CrowdStrike’s collaboration with industry-leading solutions ensures organizations can protect their identity systems while optimizing their existing security stack to combat today’s adversaries. For example, our partnership with Okta delivers comprehensive identity protection, combining the Falcon platform’s AI-driven detection with Okta’s identity management capabilities for unmatched visibility and real-time prevention of credential-based threats.
This collaboration extends to combating advanced tactics such as lateral movement, privilege escalation and misuse of protocols. With proactive threat hunting, intelligence sharing and unified telemetry, we empower organizations to secure hybrid environments with speed and precision.
CrowdStrike’s real-time protection for Microsoft Entra ID delivers Falcon’s AI-powered identity protection against password spraying, phishing and other identity threats targeting Entra ID (cloud-based active directory) environments.
How is CrowdStrike’s platform designed to integrate identity security seamlessly with endpoint and cloud protections?
CrowdStrike’s single-agent architecture was purpose-built to unify protection across all critical areas of enterprise risk – identity, cloud, endpoint and data – on the same console and workflow.
CrowdStrike provides real-time visibility and context across the entire attack surface by correlating identity signals with endpoint and cloud telemetry.
With identity attacks on the rise, what do you see as the primary risk for organisations that fail to adopt an identity-first approach?
= = =
**EXERCISE INSTRUCTIONS:**
(a) Copy from the CrowdStrike identity security excerpt, beginning at the words "CrowdStrike’s collaboration with" and stopping after "of credential-based threats.".
(b) According to the CrowdStrike identity security excerpt, how does CrowdStrike provide real-time visibility and context across the entire attack surface? Answer in one to three sentences.
(c) Please continue the CrowdStrike identity security excerpt from its last line onward.
The listing is not needed for any of this work.

**DATA RECORDS:**
= = =
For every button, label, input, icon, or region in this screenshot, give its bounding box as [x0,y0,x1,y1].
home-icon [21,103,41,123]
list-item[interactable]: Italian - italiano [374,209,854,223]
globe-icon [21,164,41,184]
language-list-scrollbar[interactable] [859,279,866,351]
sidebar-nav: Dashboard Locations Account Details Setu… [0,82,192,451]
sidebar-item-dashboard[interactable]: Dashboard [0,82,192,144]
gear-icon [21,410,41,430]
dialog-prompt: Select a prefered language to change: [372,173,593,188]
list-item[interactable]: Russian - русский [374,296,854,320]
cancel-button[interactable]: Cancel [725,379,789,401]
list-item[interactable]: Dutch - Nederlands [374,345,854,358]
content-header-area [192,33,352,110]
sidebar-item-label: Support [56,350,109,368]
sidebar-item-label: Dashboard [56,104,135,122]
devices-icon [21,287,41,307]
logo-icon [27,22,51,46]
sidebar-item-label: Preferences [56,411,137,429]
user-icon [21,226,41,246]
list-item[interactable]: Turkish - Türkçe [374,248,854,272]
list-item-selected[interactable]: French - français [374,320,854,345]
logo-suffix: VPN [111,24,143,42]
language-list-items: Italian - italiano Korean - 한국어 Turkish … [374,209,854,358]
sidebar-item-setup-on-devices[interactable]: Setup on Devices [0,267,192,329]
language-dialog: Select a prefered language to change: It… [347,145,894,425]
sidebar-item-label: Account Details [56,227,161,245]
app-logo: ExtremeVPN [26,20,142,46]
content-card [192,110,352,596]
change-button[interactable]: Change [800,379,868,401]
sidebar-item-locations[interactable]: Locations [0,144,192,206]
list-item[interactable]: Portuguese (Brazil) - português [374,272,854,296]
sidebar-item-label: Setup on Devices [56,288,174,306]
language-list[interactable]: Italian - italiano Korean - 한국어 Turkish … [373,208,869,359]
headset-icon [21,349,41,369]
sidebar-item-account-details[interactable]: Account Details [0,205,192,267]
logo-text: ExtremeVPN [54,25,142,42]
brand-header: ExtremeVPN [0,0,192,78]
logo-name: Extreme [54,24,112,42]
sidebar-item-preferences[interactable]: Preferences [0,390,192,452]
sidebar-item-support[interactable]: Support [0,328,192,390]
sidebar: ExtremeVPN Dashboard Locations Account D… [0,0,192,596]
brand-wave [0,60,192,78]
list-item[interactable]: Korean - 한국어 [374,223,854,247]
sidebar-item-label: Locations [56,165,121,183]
= = =
**ANSWERS TO THE EXERCISE:**
(a)
CrowdStrike’s collaboration with industry-leading solutions ensures organizations can protect their identity systems while optimizing their existing security stack to combat today’s adversaries. For example, our partnership with Okta delivers comprehensive identity protection, combining the Falcon platform’s AI-driven detection with Okta’s identity management capabilities for unmatched visibility and real-time prevention of credential-based threats.

(b) CrowdStrike provides this visibility and context by correlating identity signals with endpoint and cloud telemetry.

(c)
Organizations risk prolonged attacker dwell time, data theft and operational disruption. With the prevalence and sophistication of identity-based attacks in today’s threat landscape, organizations are significantly increasing their risk of breach by not adopting an identity-first approach.
How does a platform approach ensure that identity protection is integrated across endpoints, clouds, and applications, and why is this integration essential?
While attackers leverage identity as a trusted entry point, they move laterally across systems once gaining access. These attacks leave minimal footprints in each domain, like separate puzzle pieces, making them harder to detect. The platform approach – unified visibility and protection across identity, cloud and endpoints, on the same console and workflow, is essential to put the pieces together and prevent attackers from exploiting gaps between disjointed solutions.
What are adversaries’ most common tactics to acquire user credentials, and how can organisations defend against them?
Phishing and social engineering—tactics used to manipulate individuals into revealing confidential information, such as credentials—are not new. However, with AI and GenAI, attackers can now execute these schemes at an unprecedented scale and sophistication, automating highly personalized and convincing messages that are harder to detect.
There’s also the market for stolen identities, which continues to grow. In 2023, CrowdStrike observed a 20% jump in access broker advertisements selling valid credentials.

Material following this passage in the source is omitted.